» What to work on: Rewrite the items below, putting "carousel-dot" in place of every "page-dot" and leaving all else unchanged.

» Information shown:
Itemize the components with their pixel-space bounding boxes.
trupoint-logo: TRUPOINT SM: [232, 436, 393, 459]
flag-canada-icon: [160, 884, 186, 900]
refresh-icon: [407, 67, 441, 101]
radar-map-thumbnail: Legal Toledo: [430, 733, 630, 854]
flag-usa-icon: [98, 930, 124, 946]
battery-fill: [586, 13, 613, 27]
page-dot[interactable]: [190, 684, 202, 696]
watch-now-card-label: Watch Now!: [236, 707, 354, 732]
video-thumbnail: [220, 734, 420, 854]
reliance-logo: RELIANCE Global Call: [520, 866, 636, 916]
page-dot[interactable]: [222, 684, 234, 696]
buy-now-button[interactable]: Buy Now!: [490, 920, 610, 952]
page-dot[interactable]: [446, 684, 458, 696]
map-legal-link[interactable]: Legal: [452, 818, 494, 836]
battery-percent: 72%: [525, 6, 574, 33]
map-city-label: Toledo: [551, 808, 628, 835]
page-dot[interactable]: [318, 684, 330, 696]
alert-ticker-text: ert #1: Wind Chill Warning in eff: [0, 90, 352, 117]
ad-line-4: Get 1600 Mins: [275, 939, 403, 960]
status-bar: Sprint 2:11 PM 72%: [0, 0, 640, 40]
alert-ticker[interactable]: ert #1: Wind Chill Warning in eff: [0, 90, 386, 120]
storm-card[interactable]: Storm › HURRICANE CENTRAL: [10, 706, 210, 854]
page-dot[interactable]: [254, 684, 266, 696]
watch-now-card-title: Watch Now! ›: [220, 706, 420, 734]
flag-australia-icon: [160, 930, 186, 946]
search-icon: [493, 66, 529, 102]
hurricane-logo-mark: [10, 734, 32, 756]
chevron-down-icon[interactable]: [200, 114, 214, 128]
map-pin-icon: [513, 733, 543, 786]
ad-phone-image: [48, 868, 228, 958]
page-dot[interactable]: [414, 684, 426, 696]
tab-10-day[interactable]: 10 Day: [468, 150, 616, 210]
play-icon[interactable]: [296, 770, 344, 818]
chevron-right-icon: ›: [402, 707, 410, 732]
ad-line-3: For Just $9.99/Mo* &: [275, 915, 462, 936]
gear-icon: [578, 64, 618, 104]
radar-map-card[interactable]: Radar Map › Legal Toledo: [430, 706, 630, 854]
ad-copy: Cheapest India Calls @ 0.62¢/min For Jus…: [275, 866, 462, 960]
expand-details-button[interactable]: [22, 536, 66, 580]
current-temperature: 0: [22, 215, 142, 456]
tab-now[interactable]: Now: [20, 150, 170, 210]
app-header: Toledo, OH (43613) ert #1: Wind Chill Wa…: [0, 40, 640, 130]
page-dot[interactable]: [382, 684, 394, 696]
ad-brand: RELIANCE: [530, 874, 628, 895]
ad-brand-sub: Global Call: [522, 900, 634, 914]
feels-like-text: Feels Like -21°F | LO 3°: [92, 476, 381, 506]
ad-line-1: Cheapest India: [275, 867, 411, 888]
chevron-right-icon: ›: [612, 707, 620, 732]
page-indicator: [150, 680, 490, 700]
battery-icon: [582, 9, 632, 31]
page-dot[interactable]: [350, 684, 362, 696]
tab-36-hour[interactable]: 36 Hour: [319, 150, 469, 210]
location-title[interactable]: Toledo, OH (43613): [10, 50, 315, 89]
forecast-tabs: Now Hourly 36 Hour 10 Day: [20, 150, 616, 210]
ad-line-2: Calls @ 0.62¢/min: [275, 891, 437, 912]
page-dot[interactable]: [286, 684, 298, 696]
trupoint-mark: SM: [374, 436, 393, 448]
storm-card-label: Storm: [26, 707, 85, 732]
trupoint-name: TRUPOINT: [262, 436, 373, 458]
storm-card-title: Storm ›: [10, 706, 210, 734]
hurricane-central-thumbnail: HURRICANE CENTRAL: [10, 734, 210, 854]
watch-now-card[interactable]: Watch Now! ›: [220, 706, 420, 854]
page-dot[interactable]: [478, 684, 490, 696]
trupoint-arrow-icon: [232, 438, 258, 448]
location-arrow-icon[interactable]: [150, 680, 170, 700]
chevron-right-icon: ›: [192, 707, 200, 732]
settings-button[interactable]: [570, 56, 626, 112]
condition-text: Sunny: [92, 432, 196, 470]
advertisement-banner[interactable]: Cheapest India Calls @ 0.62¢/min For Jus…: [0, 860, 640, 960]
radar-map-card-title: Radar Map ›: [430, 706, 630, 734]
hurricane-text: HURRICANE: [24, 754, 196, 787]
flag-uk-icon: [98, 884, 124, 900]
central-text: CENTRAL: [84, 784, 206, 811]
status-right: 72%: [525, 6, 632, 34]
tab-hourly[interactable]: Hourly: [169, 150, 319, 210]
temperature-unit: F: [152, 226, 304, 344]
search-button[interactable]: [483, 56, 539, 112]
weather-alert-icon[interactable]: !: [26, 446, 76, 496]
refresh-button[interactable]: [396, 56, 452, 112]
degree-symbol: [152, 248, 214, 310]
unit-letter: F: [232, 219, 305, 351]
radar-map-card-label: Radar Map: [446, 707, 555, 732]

» Result for this exercise:
Itemize the components with their pixel-space bounding boxes.
trupoint-logo: TRUPOINT SM: [232, 436, 393, 459]
flag-canada-icon: [160, 884, 186, 900]
refresh-icon: [407, 67, 441, 101]
radar-map-thumbnail: Legal Toledo: [430, 733, 630, 854]
flag-usa-icon: [98, 930, 124, 946]
battery-fill: [586, 13, 613, 27]
carousel-dot[interactable]: [190, 684, 202, 696]
watch-now-card-label: Watch Now!: [236, 707, 354, 732]
video-thumbnail: [220, 734, 420, 854]
reliance-logo: RELIANCE Global Call: [520, 866, 636, 916]
carousel-dot[interactable]: [222, 684, 234, 696]
buy-now-button[interactable]: Buy Now!: [490, 920, 610, 952]
carousel-dot[interactable]: [446, 684, 458, 696]
map-legal-link[interactable]: Legal: [452, 818, 494, 836]
battery-percent: 72%: [525, 6, 574, 33]
map-city-label: Toledo: [551, 808, 628, 835]
carousel-dot[interactable]: [318, 684, 330, 696]
alert-ticker-text: ert #1: Wind Chill Warning in eff: [0, 90, 352, 117]
ad-line-4: Get 1600 Mins: [275, 939, 403, 960]
status-bar: Sprint 2:11 PM 72%: [0, 0, 640, 40]
alert-ticker[interactable]: ert #1: Wind Chill Warning in eff: [0, 90, 386, 120]
storm-card[interactable]: Storm › HURRICANE CENTRAL: [10, 706, 210, 854]
carousel-dot[interactable]: [254, 684, 266, 696]
watch-now-card-title: Watch Now! ›: [220, 706, 420, 734]
flag-australia-icon: [160, 930, 186, 946]
search-icon: [493, 66, 529, 102]
hurricane-logo-mark: [10, 734, 32, 756]
chevron-down-icon[interactable]: [200, 114, 214, 128]
map-pin-icon: [513, 733, 543, 786]
ad-phone-image: [48, 868, 228, 958]
carousel-dot[interactable]: [414, 684, 426, 696]
tab-10-day[interactable]: 10 Day: [468, 150, 616, 210]
play-icon[interactable]: [296, 770, 344, 818]
chevron-right-icon: ›: [402, 707, 410, 732]
ad-line-3: For Just $9.99/Mo* &: [275, 915, 462, 936]
gear-icon: [578, 64, 618, 104]
radar-map-card[interactable]: Radar Map › Legal Toledo: [430, 706, 630, 854]
ad-copy: Cheapest India Calls @ 0.62¢/min For Jus…: [275, 866, 462, 960]
expand-details-button[interactable]: [22, 536, 66, 580]
current-temperature: 0: [22, 215, 142, 456]
tab-now[interactable]: Now: [20, 150, 170, 210]
app-header: Toledo, OH (43613) ert #1: Wind Chill Wa…: [0, 40, 640, 130]
carousel-dot[interactable]: [382, 684, 394, 696]
ad-brand: RELIANCE: [530, 874, 628, 895]
ad-brand-sub: Global Call: [522, 900, 634, 914]
feels-like-text: Feels Like -21°F | LO 3°: [92, 476, 381, 506]
ad-line-1: Cheapest India: [275, 867, 411, 888]
chevron-right-icon: ›: [612, 707, 620, 732]
page-indicator: [150, 680, 490, 700]
battery-icon: [582, 9, 632, 31]
carousel-dot[interactable]: [350, 684, 362, 696]
tab-36-hour[interactable]: 36 Hour: [319, 150, 469, 210]
location-title[interactable]: Toledo, OH (43613): [10, 50, 315, 89]
forecast-tabs: Now Hourly 36 Hour 10 Day: [20, 150, 616, 210]
ad-line-2: Calls @ 0.62¢/min: [275, 891, 437, 912]
carousel-dot[interactable]: [286, 684, 298, 696]
trupoint-mark: SM: [374, 436, 393, 448]
storm-card-label: Storm: [26, 707, 85, 732]
trupoint-name: TRUPOINT: [262, 436, 373, 458]
storm-card-title: Storm ›: [10, 706, 210, 734]
hurricane-central-thumbnail: HURRICANE CENTRAL: [10, 734, 210, 854]
watch-now-card[interactable]: Watch Now! ›: [220, 706, 420, 854]
carousel-dot[interactable]: [478, 684, 490, 696]
trupoint-arrow-icon: [232, 438, 258, 448]
location-arrow-icon[interactable]: [150, 680, 170, 700]
chevron-right-icon: ›: [192, 707, 200, 732]
settings-button[interactable]: [570, 56, 626, 112]
condition-text: Sunny: [92, 432, 196, 470]
advertisement-banner[interactable]: Cheapest India Calls @ 0.62¢/min For Jus…: [0, 860, 640, 960]
radar-map-card-title: Radar Map ›: [430, 706, 630, 734]
hurricane-text: HURRICANE: [24, 754, 196, 787]
flag-uk-icon: [98, 884, 124, 900]
central-text: CENTRAL: [84, 784, 206, 811]
status-right: 72%: [525, 6, 632, 34]
tab-hourly[interactable]: Hourly: [169, 150, 319, 210]
temperature-unit: F: [152, 226, 304, 344]
search-button[interactable]: [483, 56, 539, 112]
weather-alert-icon[interactable]: !: [26, 446, 76, 496]
refresh-button[interactable]: [396, 56, 452, 112]
degree-symbol: [152, 248, 214, 310]
unit-letter: F: [232, 219, 305, 351]
radar-map-card-label: Radar Map: [446, 707, 555, 732]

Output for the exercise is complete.